(Instructions for the task)
Count the lines below that contain the word "предусмотрены", and reply with only that number.

(Supplied data)
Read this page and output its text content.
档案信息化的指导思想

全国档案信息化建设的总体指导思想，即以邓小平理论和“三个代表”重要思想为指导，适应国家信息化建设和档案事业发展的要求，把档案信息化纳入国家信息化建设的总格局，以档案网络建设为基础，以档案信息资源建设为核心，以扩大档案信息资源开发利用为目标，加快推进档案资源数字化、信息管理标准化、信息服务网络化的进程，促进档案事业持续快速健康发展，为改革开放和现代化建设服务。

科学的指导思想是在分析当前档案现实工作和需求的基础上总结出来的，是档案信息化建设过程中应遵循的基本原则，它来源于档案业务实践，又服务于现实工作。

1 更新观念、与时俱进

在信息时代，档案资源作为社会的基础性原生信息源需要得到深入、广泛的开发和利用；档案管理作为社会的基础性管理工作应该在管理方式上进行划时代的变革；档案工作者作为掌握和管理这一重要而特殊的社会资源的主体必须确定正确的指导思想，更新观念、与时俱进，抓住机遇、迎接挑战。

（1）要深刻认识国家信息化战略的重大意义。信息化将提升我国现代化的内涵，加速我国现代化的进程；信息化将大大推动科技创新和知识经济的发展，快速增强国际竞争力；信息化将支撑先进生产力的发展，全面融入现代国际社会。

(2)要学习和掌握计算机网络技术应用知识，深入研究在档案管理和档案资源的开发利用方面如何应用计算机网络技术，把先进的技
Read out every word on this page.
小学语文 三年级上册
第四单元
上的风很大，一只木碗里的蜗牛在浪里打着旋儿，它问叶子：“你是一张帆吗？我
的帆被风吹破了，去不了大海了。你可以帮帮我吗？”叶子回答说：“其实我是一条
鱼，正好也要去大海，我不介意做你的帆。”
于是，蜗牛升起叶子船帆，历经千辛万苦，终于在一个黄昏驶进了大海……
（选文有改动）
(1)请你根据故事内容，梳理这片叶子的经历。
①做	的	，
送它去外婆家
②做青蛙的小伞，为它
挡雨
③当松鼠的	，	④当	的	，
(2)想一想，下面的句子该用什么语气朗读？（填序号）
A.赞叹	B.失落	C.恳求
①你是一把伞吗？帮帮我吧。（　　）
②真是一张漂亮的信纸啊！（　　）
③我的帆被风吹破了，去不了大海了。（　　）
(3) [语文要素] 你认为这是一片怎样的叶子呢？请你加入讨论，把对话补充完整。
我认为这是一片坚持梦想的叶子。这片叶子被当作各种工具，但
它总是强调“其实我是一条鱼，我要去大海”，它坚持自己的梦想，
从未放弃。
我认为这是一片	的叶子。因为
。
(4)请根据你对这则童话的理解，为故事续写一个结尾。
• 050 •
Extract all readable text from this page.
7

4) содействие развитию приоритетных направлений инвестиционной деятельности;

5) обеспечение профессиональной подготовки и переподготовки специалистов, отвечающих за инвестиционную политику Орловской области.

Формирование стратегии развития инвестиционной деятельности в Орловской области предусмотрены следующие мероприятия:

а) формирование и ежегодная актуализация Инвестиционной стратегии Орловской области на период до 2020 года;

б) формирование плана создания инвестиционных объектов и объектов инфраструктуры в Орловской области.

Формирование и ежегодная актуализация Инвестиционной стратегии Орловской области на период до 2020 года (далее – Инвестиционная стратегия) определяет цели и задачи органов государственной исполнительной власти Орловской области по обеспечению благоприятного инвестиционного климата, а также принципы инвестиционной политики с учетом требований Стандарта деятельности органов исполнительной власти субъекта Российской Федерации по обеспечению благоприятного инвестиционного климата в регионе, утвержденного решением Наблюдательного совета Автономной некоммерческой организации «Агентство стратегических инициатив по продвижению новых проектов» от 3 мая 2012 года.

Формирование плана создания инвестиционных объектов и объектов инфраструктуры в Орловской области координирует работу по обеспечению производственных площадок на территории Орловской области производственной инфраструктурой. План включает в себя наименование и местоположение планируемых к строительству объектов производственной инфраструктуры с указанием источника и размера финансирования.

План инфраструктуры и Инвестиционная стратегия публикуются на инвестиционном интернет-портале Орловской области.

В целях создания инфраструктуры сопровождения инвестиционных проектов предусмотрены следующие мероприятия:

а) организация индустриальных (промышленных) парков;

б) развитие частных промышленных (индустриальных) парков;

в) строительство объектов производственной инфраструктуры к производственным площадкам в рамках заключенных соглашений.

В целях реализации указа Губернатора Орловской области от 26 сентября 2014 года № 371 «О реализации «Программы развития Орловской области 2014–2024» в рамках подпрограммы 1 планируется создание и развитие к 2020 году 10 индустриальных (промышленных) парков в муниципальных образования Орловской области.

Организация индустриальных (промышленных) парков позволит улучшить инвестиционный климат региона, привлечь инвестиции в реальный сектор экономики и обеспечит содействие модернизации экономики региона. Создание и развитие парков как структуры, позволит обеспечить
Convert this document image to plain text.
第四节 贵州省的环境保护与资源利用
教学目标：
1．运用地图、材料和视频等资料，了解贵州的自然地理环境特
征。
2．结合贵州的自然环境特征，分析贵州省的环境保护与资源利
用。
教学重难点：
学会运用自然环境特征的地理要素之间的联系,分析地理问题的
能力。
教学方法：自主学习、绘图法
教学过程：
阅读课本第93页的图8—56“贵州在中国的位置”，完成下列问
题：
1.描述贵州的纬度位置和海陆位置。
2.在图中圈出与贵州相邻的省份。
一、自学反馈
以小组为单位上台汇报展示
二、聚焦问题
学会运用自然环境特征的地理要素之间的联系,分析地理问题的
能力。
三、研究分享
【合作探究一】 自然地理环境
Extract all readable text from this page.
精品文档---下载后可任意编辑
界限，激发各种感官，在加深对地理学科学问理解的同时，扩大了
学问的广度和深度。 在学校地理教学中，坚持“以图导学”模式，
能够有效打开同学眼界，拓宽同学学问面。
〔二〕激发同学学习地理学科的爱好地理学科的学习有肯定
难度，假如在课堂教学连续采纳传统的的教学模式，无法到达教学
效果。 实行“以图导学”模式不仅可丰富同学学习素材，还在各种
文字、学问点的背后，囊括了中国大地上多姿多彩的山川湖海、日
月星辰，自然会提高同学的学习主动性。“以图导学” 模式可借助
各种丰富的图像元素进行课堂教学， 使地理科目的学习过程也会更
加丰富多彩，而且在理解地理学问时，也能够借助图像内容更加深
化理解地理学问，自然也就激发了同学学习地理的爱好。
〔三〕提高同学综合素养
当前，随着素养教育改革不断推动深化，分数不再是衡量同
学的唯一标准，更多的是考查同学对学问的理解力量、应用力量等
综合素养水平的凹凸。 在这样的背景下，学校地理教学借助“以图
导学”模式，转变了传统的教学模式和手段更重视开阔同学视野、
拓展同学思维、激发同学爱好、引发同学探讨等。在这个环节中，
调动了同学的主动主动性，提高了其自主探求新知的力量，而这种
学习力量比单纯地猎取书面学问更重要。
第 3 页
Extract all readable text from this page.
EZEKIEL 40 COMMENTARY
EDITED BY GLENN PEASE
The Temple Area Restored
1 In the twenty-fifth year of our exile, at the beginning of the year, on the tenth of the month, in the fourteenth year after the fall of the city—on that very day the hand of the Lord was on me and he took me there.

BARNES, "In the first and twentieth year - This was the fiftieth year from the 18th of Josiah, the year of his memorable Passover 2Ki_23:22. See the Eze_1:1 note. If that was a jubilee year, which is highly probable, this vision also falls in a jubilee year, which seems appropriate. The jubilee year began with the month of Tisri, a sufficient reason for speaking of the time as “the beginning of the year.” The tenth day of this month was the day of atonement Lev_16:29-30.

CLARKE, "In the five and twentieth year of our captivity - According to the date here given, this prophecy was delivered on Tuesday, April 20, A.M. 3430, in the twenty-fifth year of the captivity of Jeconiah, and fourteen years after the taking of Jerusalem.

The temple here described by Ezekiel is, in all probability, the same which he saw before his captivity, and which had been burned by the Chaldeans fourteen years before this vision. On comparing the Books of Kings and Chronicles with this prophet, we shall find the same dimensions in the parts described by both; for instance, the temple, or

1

(Answer)
2